● **SHORT TASK 1**
Duplicate the records line for line, starting at their first line and ending at the line containing "irradiation-band: [169, 303, 178, 355]".

I bought my series 3 for $800, but she needed her fair share of work. ive cut the whole bottom half of the windscreen frame and scuttle out and replaced it all, done the front bakes and cleaned her up but its well worth it as these things drive like nothing else. even with injection there isnt much thats that complex.

the biggest tip for another Australian is buy everything from the us and uk, preferably the uk as postage is cheaper. we get shafted over here. ball joints from jag/daim in Melbourne are about $450, i paid ~$90 all from the uk with postage, probably for the exact same parts as i would have got here.

good luck, ive got a few connections should you need the hard to get parts, so shoot us a pm if so.

regards jay
Jay,

Thanks for the offer, I'll probably take you up on that.

You are correct on the cost of car parts in Australia. I don't understand why the are so expensive? I buy most of my parts from UK or USA for all my cars. It's even cheaper to ship tyres from UK than buy in Australia even when they are made in Asia!!!! Don't get it????

● **LISTING**
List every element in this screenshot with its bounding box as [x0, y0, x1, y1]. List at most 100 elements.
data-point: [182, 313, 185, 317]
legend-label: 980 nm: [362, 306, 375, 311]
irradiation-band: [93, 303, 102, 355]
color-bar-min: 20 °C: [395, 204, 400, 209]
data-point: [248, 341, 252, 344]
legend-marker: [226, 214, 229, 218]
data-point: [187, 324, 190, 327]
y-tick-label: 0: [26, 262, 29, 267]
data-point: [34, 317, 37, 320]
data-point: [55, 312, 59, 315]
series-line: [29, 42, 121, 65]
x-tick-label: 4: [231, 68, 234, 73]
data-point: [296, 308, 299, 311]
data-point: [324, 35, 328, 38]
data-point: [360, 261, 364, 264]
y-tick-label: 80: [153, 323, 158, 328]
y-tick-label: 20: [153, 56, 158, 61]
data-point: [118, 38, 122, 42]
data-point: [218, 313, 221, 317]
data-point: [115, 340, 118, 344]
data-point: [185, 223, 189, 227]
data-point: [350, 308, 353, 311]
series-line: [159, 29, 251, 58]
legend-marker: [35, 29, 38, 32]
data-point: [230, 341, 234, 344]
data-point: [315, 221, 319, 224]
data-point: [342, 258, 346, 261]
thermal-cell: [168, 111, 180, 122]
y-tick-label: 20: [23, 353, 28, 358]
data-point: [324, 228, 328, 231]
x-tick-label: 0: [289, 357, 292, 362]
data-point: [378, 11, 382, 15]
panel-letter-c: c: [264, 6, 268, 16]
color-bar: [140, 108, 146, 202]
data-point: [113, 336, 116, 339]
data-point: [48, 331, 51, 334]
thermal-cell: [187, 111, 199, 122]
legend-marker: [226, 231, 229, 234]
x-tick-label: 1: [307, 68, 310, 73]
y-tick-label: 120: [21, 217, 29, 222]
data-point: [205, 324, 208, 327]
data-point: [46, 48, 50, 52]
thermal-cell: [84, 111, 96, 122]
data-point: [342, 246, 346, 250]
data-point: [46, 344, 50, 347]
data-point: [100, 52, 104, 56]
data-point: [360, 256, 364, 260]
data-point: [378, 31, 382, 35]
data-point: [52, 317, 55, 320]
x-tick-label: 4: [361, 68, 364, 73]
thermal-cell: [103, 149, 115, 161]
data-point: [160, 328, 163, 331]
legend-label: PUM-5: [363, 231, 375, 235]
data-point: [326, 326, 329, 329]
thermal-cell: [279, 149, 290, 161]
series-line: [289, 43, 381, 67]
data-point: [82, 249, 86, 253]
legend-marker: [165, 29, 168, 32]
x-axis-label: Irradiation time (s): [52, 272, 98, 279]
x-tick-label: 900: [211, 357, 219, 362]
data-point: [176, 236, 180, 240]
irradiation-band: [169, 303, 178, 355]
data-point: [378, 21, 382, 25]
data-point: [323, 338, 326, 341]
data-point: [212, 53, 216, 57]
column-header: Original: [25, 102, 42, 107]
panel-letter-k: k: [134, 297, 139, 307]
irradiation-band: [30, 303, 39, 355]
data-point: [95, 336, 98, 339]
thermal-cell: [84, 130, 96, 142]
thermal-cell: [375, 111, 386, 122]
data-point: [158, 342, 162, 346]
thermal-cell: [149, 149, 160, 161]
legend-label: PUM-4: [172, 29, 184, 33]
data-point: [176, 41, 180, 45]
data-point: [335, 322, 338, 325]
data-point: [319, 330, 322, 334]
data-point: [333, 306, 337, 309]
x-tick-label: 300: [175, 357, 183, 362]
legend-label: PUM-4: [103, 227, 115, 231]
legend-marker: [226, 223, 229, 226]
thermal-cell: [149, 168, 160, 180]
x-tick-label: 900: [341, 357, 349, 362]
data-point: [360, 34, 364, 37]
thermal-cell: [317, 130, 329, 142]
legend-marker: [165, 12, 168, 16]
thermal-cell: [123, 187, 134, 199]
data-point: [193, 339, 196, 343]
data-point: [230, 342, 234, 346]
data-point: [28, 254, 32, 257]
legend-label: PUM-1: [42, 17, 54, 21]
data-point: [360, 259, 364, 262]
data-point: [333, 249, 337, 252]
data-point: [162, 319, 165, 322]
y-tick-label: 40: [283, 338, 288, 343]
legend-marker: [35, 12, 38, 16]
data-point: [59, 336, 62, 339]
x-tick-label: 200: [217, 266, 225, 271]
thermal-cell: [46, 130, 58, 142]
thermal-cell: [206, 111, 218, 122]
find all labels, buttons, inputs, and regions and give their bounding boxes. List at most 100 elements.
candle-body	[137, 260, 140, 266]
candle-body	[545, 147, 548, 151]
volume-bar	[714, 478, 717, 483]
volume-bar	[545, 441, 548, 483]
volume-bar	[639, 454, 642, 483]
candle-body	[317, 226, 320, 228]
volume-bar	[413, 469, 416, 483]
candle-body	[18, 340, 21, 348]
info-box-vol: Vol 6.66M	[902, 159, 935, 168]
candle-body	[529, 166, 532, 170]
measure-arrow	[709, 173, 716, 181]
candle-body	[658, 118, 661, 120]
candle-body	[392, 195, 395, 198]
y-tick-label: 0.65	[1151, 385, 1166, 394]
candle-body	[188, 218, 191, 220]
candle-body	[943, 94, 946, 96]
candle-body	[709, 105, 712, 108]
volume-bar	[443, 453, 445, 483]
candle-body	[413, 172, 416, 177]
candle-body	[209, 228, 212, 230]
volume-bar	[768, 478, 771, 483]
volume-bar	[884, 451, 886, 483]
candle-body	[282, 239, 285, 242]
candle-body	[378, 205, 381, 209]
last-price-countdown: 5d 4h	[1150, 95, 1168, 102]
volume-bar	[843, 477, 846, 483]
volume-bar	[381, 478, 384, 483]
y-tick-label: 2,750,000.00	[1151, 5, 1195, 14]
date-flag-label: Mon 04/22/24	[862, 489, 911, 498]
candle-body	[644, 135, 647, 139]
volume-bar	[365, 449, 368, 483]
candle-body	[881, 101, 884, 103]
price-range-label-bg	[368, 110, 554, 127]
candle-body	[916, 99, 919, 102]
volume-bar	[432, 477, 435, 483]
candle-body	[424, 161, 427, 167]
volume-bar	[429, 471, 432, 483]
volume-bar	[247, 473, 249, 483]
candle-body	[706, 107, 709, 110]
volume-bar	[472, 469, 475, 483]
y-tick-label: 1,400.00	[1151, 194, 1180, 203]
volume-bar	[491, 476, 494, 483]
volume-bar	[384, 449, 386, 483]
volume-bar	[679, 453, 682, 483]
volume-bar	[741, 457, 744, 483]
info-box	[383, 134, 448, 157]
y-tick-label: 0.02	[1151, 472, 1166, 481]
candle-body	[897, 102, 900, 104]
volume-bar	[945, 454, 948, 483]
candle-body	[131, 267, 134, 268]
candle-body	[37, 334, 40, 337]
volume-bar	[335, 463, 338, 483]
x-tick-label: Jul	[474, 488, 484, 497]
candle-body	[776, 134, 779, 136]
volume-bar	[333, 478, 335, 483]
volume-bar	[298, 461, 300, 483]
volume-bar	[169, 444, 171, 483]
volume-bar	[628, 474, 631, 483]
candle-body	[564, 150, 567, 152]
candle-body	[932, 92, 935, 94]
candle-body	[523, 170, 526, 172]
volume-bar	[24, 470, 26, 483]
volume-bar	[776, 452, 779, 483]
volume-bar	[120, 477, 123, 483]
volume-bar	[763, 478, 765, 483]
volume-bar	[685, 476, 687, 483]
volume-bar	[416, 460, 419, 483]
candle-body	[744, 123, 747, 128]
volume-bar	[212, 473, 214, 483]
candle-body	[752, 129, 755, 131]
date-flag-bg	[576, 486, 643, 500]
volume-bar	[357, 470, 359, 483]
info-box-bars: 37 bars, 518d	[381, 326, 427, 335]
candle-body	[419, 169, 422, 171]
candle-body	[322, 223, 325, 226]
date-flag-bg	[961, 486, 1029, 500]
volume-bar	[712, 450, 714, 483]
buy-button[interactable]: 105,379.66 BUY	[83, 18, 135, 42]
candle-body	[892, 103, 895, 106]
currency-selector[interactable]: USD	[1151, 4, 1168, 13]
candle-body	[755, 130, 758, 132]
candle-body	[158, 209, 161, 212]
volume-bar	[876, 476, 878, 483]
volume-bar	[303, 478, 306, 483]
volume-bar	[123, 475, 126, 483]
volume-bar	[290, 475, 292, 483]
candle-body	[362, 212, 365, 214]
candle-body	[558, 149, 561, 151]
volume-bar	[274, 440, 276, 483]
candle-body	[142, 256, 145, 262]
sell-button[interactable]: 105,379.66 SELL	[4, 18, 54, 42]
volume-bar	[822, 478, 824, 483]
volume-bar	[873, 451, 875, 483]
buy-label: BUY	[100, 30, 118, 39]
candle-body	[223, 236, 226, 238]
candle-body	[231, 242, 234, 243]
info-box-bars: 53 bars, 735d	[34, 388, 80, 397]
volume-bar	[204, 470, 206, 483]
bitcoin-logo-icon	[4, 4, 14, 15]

● **SHORT TASK 2**
Set down, word for word, the part of the passage about buying car parts starting at "I bought my" and ending at "up on that.".

● **WRITTEN ANSWER 1**
List every element in this screenshot with its bounding box as [x0, y0, x1, y1]. List at most 100 elements.
data-point: [182, 313, 185, 317]
legend-label: 980 nm: [362, 306, 375, 311]
irradiation-band: [93, 303, 102, 355]
color-bar-min: 20 °C: [395, 204, 400, 209]
data-point: [248, 341, 252, 344]
legend-marker: [226, 214, 229, 218]
data-point: [187, 324, 190, 327]
y-tick-label: 0: [26, 262, 29, 267]
data-point: [34, 317, 37, 320]
data-point: [55, 312, 59, 315]
series-line: [29, 42, 121, 65]
x-tick-label: 4: [231, 68, 234, 73]
data-point: [296, 308, 299, 311]
data-point: [324, 35, 328, 38]
data-point: [360, 261, 364, 264]
y-tick-label: 80: [153, 323, 158, 328]
y-tick-label: 20: [153, 56, 158, 61]
data-point: [118, 38, 122, 42]
data-point: [218, 313, 221, 317]
data-point: [115, 340, 118, 344]
data-point: [185, 223, 189, 227]
data-point: [350, 308, 353, 311]
series-line: [159, 29, 251, 58]
legend-marker: [35, 29, 38, 32]
data-point: [230, 341, 234, 344]
data-point: [315, 221, 319, 224]
data-point: [342, 258, 346, 261]
thermal-cell: [168, 111, 180, 122]
y-tick-label: 20: [23, 353, 28, 358]
data-point: [324, 228, 328, 231]
x-tick-label: 0: [289, 357, 292, 362]
data-point: [378, 11, 382, 15]
panel-letter-c: c: [264, 6, 268, 16]
color-bar: [140, 108, 146, 202]
data-point: [113, 336, 116, 339]
data-point: [48, 331, 51, 334]
thermal-cell: [187, 111, 199, 122]
legend-marker: [226, 231, 229, 234]
x-tick-label: 1: [307, 68, 310, 73]
y-tick-label: 120: [21, 217, 29, 222]
data-point: [205, 324, 208, 327]
data-point: [46, 48, 50, 52]
thermal-cell: [84, 111, 96, 122]
data-point: [342, 246, 346, 250]
data-point: [46, 344, 50, 347]
data-point: [100, 52, 104, 56]
data-point: [360, 256, 364, 260]
data-point: [378, 31, 382, 35]
data-point: [52, 317, 55, 320]
x-tick-label: 4: [361, 68, 364, 73]
thermal-cell: [103, 149, 115, 161]
data-point: [160, 328, 163, 331]
legend-label: PUM-5: [363, 231, 375, 235]
data-point: [326, 326, 329, 329]
thermal-cell: [279, 149, 290, 161]
series-line: [289, 43, 381, 67]
data-point: [82, 249, 86, 253]
legend-marker: [165, 29, 168, 32]
x-axis-label: Irradiation time (s): [52, 272, 98, 279]
x-tick-label: 900: [211, 357, 219, 362]
data-point: [176, 236, 180, 240]
irradiation-band: [169, 303, 178, 355]

● **WRITTEN ANSWER 2**
I bought my series 3 for $800, but she needed her fair share of work. ive cut the whole bottom half of the windscreen frame and scuttle out and replaced it all, done the front bakes and cleaned her up but its well worth it as these things drive like nothing else. even with injection there isnt much thats that complex.

the biggest tip for another Australian is buy everything from the us and uk, preferably the uk as postage is cheaper. we get shafted over here. ball joints from jag/daim in Melbourne are about $450, i paid ~$90 all from the uk with postage, probably for the exact same parts as i would have got here.

good luck, ive got a few connections should you need the hard to get parts, so shoot us a pm if so.

regards jay
Jay,

Thanks for the offer, I'll probably take you up on that.